* _Aim_:
Exclude the pictures and reproduce the remaining data exactly as written.

----- Material to process

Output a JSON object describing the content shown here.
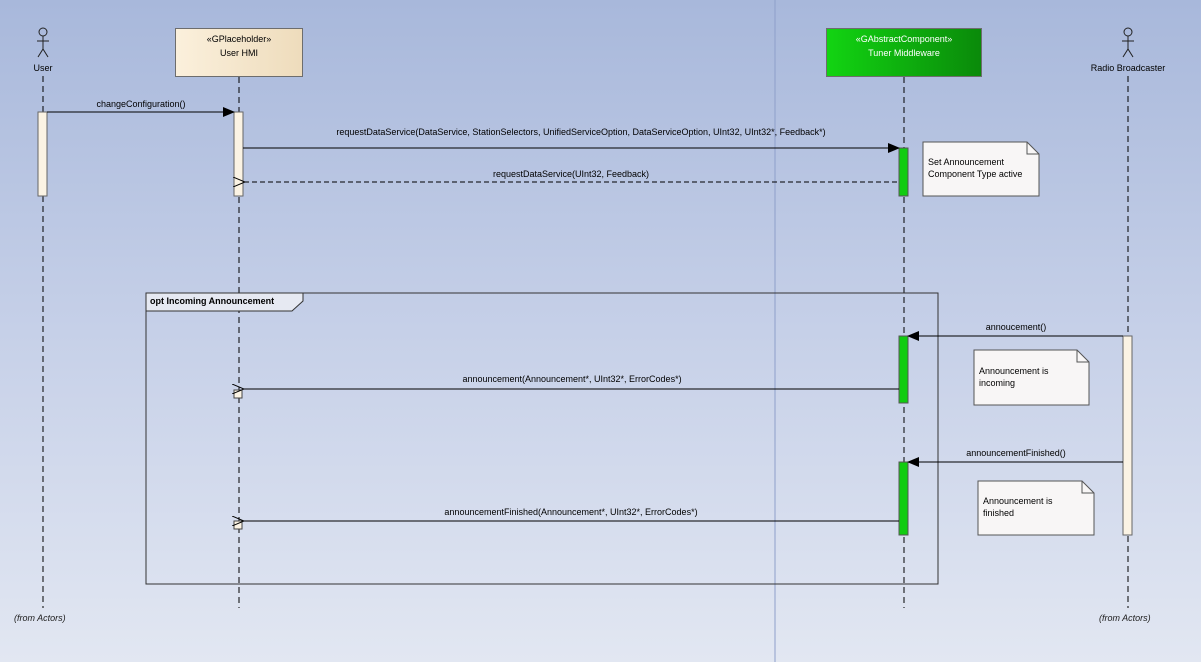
{
  "actors": {
    "user": {
      "label": "User",
      "footer": "(from Actors)"
    },
    "radio": {
      "label": "Radio Broadcaster",
      "footer": "(from Actors)"
    }
  },
  "lifelines": {
    "hmi": {
      "stereotype": "«GPlaceholder»",
      "name": "User HMI"
    },
    "middleware": {
      "stereotype": "«GAbstractComponent»",
      "name": "Tuner Middleware",
      "color": "#12c412"
    }
  },
  "messages": {
    "m1": "changeConfiguration()",
    "m2": "requestDataService(DataService, StationSelectors, UnifiedServiceOption, DataServiceOption, UInt32, UInt32*, Feedback*)",
    "m3": "requestDataService(UInt32, Feedback)",
    "m4": "annoucement()",
    "m5": "announcement(Announcement*, UInt32*, ErrorCodes*)",
    "m6": "announcementFinished()",
    "m7": "announcementFinished(Announcement*, UInt32*, ErrorCodes*)"
  },
  "notes": {
    "n1": {
      "line1": "Set Announcement",
      "line2": "Component Type active"
    },
    "n2": {
      "line1": "Announcement is",
      "line2": "incoming"
    },
    "n3": {
      "line1": "Announcement is",
      "line2": "finished"
    }
  },
  "fragment": {
    "title": "opt Incoming Announcement"
  }
}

----------

* _Task answer_:
Output a JSON object describing the content shown here.
{
  "actors": {
    "user": {
      "label": "User",
      "footer": "(from Actors)"
    },
    "radio": {
      "label": "Radio Broadcaster",
      "footer": "(from Actors)"
    }
  },
  "lifelines": {
    "hmi": {
      "stereotype": "«GPlaceholder»",
      "name": "User HMI"
    },
    "middleware": {
      "stereotype": "«GAbstractComponent»",
      "name": "Tuner Middleware",
      "color": "#12c412"
    }
  },
  "messages": {
    "m1": "changeConfiguration()",
    "m2": "requestDataService(DataService, StationSelectors, UnifiedServiceOption, DataServiceOption, UInt32, UInt32*, Feedback*)",
    "m3": "requestDataService(UInt32, Feedback)",
    "m4": "annoucement()",
    "m5": "announcement(Announcement*, UInt32*, ErrorCodes*)",
    "m6": "announcementFinished()",
    "m7": "announcementFinished(Announcement*, UInt32*, ErrorCodes*)"
  },
  "notes": {
    "n1": {
      "line1": "Set Announcement",
      "line2": "Component Type active"
    },
    "n2": {
      "line1": "Announcement is",
      "line2": "incoming"
    },
    "n3": {
      "line1": "Announcement is",
      "line2": "finished"
    }
  },
  "fragment": {
    "title": "opt Incoming Announcement"
  }
}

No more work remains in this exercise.